= WHAT YOU NEED TO DO =
Return each entry exactly, omitting nothing.

= PROVIDED DATA =
>> BEGIN

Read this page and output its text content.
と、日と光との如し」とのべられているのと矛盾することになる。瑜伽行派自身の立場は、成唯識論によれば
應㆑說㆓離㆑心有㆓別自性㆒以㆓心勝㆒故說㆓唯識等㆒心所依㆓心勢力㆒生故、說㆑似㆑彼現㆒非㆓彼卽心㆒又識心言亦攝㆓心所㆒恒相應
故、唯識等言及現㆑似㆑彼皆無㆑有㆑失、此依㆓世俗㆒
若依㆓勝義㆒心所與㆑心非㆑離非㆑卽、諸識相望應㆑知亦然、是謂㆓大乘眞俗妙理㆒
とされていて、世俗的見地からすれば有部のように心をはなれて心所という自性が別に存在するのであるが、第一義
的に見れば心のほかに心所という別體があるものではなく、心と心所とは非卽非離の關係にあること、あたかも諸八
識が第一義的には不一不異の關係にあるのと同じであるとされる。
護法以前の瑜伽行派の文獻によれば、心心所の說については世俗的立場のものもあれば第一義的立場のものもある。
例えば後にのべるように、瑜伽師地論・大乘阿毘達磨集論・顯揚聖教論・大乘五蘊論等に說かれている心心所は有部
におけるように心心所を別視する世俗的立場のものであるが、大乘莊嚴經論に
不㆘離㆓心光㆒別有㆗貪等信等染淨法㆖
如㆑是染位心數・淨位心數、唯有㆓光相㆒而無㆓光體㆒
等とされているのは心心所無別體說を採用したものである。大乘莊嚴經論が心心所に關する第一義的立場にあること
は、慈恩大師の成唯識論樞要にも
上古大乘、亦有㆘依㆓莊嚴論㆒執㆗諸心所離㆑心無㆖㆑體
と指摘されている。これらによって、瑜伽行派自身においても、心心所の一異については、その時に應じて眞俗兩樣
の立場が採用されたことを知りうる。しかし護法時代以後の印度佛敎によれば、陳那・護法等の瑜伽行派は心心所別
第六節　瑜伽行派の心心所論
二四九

>> END

= FINAL RESULT =
Read this page and output its text content.
と、日と光との如し」とのべられているのと矛盾することになる。瑜伽行派自身の立場は、成唯識論によれば
應㆑說㆓離㆑心有㆓別自性㆒以㆓心勝㆒故說㆓唯識等㆒心所依㆓心勢力㆒生故、說㆑似㆑彼現㆒非㆓彼卽心㆒又識心言亦攝㆓心所㆒恒相應
故、唯識等言及現㆑似㆑彼皆無㆑有㆑失、此依㆓世俗㆒
若依㆓勝義㆒心所與㆑心非㆑離非㆑卽、諸識相望應㆑知亦然、是謂㆓大乘眞俗妙理㆒
とされていて、世俗的見地からすれば有部のように心をはなれて心所という自性が別に存在するのであるが、第一義
的に見れば心のほかに心所という別體があるものではなく、心と心所とは非卽非離の關係にあること、あたかも諸八
識が第一義的には不一不異の關係にあるのと同じであるとされる。
護法以前の瑜伽行派の文獻によれば、心心所の說については世俗的立場のものもあれば第一義的立場のものもある。
例えば後にのべるように、瑜伽師地論・大乘阿毘達磨集論・顯揚聖教論・大乘五蘊論等に說かれている心心所は有部
におけるように心心所を別視する世俗的立場のものであるが、大乘莊嚴經論に
不㆘離㆓心光㆒別有㆗貪等信等染淨法㆖
如㆑是染位心數・淨位心數、唯有㆓光相㆒而無㆓光體㆒
等とされているのは心心所無別體說を採用したものである。大乘莊嚴經論が心心所に關する第一義的立場にあること
は、慈恩大師の成唯識論樞要にも
上古大乘、亦有㆘依㆓莊嚴論㆒執㆗諸心所離㆑心無㆖㆑體
と指摘されている。これらによって、瑜伽行派自身においても、心心所の一異については、その時に應じて眞俗兩樣
の立場が採用されたことを知りうる。しかし護法時代以後の印度佛敎によれば、陳那・護法等の瑜伽行派は心心所別
第六節　瑜伽行派の心心所論
二四九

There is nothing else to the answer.